# Data entries

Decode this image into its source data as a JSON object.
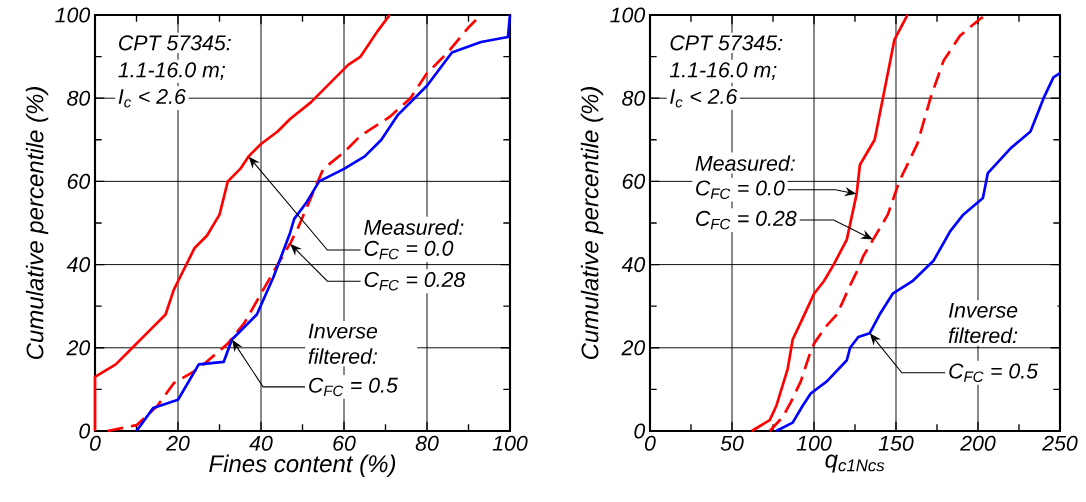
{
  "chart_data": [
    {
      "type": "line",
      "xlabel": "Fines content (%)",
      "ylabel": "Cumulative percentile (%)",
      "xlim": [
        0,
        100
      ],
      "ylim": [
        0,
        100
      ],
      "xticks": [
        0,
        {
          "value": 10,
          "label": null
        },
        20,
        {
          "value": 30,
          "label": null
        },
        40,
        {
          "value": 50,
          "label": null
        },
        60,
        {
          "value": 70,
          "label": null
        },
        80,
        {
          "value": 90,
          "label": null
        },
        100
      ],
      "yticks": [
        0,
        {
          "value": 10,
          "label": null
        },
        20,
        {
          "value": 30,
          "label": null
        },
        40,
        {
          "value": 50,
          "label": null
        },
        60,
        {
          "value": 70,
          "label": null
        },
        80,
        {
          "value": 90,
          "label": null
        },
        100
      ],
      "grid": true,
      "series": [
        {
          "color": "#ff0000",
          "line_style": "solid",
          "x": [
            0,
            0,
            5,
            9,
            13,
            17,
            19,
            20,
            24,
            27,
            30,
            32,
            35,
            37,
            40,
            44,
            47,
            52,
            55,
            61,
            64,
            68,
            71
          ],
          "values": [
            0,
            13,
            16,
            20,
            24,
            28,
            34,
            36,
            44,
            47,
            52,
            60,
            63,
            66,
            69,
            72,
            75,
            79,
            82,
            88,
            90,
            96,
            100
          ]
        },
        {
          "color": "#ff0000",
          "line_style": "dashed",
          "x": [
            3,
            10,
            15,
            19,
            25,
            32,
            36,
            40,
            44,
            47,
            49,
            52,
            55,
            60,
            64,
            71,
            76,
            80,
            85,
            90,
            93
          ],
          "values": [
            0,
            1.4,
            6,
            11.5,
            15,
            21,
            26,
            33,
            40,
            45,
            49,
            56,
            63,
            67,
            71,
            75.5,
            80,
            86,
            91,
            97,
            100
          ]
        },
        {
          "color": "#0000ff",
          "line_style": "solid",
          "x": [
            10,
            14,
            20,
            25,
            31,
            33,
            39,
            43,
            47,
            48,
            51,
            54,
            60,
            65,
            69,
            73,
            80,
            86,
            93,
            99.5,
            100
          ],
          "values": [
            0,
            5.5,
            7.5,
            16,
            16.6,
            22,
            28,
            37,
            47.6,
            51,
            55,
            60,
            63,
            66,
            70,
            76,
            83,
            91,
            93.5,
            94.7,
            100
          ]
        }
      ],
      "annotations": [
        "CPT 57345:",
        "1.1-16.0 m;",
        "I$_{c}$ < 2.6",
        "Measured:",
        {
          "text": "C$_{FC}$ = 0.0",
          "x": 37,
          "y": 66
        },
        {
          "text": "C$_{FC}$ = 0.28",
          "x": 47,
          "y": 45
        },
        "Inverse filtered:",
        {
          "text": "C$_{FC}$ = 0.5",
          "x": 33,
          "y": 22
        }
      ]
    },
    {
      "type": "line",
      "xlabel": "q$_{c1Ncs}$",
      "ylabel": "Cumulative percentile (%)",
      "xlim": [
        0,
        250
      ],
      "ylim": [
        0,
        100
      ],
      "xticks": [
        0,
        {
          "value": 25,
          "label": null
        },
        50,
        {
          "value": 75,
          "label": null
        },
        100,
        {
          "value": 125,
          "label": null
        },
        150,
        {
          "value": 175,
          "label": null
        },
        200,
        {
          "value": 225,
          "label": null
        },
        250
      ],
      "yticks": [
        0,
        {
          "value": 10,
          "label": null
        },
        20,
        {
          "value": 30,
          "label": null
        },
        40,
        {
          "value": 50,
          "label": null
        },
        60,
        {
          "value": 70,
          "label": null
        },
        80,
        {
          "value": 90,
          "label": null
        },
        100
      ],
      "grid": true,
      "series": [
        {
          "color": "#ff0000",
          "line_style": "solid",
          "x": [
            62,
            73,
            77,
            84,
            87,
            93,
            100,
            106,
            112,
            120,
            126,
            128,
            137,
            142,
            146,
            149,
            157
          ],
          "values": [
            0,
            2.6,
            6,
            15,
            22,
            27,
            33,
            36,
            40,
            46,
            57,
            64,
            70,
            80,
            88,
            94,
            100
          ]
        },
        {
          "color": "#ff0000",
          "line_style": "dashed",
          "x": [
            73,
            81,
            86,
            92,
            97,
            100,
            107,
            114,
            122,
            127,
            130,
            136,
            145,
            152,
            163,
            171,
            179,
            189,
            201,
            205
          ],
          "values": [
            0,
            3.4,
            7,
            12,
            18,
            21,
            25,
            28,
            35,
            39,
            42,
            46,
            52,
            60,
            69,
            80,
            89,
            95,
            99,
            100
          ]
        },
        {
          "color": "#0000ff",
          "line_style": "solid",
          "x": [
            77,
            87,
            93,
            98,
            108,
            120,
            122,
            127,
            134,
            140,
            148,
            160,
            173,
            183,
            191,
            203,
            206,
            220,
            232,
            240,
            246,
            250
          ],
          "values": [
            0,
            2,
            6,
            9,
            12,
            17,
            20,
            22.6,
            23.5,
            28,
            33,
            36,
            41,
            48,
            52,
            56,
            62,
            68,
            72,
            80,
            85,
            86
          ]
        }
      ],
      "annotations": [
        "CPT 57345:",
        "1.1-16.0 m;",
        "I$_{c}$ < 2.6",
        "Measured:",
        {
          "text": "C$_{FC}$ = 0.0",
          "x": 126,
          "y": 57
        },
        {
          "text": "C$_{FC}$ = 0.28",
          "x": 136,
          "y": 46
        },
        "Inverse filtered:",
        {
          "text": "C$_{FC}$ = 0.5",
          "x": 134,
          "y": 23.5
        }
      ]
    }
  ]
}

# The exercise
Repeat verbatim all the material, but not the pictures.

# Response for this exercise
Decode this image into its source data as a JSON object.
{
  "chart_data": [
    {
      "type": "line",
      "xlabel": "Fines content (%)",
      "ylabel": "Cumulative percentile (%)",
      "xlim": [
        0,
        100
      ],
      "ylim": [
        0,
        100
      ],
      "xticks": [
        0,
        {
          "value": 10,
          "label": null
        },
        20,
        {
          "value": 30,
          "label": null
        },
        40,
        {
          "value": 50,
          "label": null
        },
        60,
        {
          "value": 70,
          "label": null
        },
        80,
        {
          "value": 90,
          "label": null
        },
        100
      ],
      "yticks": [
        0,
        {
          "value": 10,
          "label": null
        },
        20,
        {
          "value": 30,
          "label": null
        },
        40,
        {
          "value": 50,
          "label": null
        },
        60,
        {
          "value": 70,
          "label": null
        },
        80,
        {
          "value": 90,
          "label": null
        },
        100
      ],
      "grid": true,
      "series": [
        {
          "color": "#ff0000",
          "line_style": "solid",
          "x": [
            0,
            0,
            5,
            9,
            13,
            17,
            19,
            20,
            24,
            27,
            30,
            32,
            35,
            37,
            40,
            44,
            47,
            52,
            55,
            61,
            64,
            68,
            71
          ],
          "values": [
            0,
            13,
            16,
            20,
            24,
            28,
            34,
            36,
            44,
            47,
            52,
            60,
            63,
            66,
            69,
            72,
            75,
            79,
            82,
            88,
            90,
            96,
            100
          ]
        },
        {
          "color": "#ff0000",
          "line_style": "dashed",
          "x": [
            3,
            10,
            15,
            19,
            25,
            32,
            36,
            40,
            44,
            47,
            49,
            52,
            55,
            60,
            64,
            71,
            76,
            80,
            85,
            90,
            93
          ],
          "values": [
            0,
            1.4,
            6,
            11.5,
            15,
            21,
            26,
            33,
            40,
            45,
            49,
            56,
            63,
            67,
            71,
            75.5,
            80,
            86,
            91,
            97,
            100
          ]
        },
        {
          "color": "#0000ff",
          "line_style": "solid",
          "x": [
            10,
            14,
            20,
            25,
            31,
            33,
            39,
            43,
            47,
            48,
            51,
            54,
            60,
            65,
            69,
            73,
            80,
            86,
            93,
            99.5,
            100
          ],
          "values": [
            0,
            5.5,
            7.5,
            16,
            16.6,
            22,
            28,
            37,
            47.6,
            51,
            55,
            60,
            63,
            66,
            70,
            76,
            83,
            91,
            93.5,
            94.7,
            100
          ]
        }
      ],
      "annotations": [
        "CPT 57345:",
        "1.1-16.0 m;",
        "I$_{c}$ < 2.6",
        "Measured:",
        {
          "text": "C$_{FC}$ = 0.0",
          "x": 37,
          "y": 66
        },
        {
          "text": "C$_{FC}$ = 0.28",
          "x": 47,
          "y": 45
        },
        "Inverse filtered:",
        {
          "text": "C$_{FC}$ = 0.5",
          "x": 33,
          "y": 22
        }
      ]
    },
    {
      "type": "line",
      "xlabel": "q$_{c1Ncs}$",
      "ylabel": "Cumulative percentile (%)",
      "xlim": [
        0,
        250
      ],
      "ylim": [
        0,
        100
      ],
      "xticks": [
        0,
        {
          "value": 25,
          "label": null
        },
        50,
        {
          "value": 75,
          "label": null
        },
        100,
        {
          "value": 125,
          "label": null
        },
        150,
        {
          "value": 175,
          "label": null
        },
        200,
        {
          "value": 225,
          "label": null
        },
        250
      ],
      "yticks": [
        0,
        {
          "value": 10,
          "label": null
        },
        20,
        {
          "value": 30,
          "label": null
        },
        40,
        {
          "value": 50,
          "label": null
        },
        60,
        {
          "value": 70,
          "label": null
        },
        80,
        {
          "value": 90,
          "label": null
        },
        100
      ],
      "grid": true,
      "series": [
        {
          "color": "#ff0000",
          "line_style": "solid",
          "x": [
            62,
            73,
            77,
            84,
            87,
            93,
            100,
            106,
            112,
            120,
            126,
            128,
            137,
            142,
            146,
            149,
            157
          ],
          "values": [
            0,
            2.6,
            6,
            15,
            22,
            27,
            33,
            36,
            40,
            46,
            57,
            64,
            70,
            80,
            88,
            94,
            100
          ]
        },
        {
          "color": "#ff0000",
          "line_style": "dashed",
          "x": [
            73,
            81,
            86,
            92,
            97,
            100,
            107,
            114,
            122,
            127,
            130,
            136,
            145,
            152,
            163,
            171,
            179,
            189,
            201,
            205
          ],
          "values": [
            0,
            3.4,
            7,
            12,
            18,
            21,
            25,
            28,
            35,
            39,
            42,
            46,
            52,
            60,
            69,
            80,
            89,
            95,
            99,
            100
          ]
        },
        {
          "color": "#0000ff",
          "line_style": "solid",
          "x": [
            77,
            87,
            93,
            98,
            108,
            120,
            122,
            127,
            134,
            140,
            148,
            160,
            173,
            183,
            191,
            203,
            206,
            220,
            232,
            240,
            246,
            250
          ],
          "values": [
            0,
            2,
            6,
            9,
            12,
            17,
            20,
            22.6,
            23.5,
            28,
            33,
            36,
            41,
            48,
            52,
            56,
            62,
            68,
            72,
            80,
            85,
            86
          ]
        }
      ],
      "annotations": [
        "CPT 57345:",
        "1.1-16.0 m;",
        "I$_{c}$ < 2.6",
        "Measured:",
        {
          "text": "C$_{FC}$ = 0.0",
          "x": 126,
          "y": 57
        },
        {
          "text": "C$_{FC}$ = 0.28",
          "x": 136,
          "y": 46
        },
        "Inverse filtered:",
        {
          "text": "C$_{FC}$ = 0.5",
          "x": 134,
          "y": 23.5
        }
      ]
    }
  ]
}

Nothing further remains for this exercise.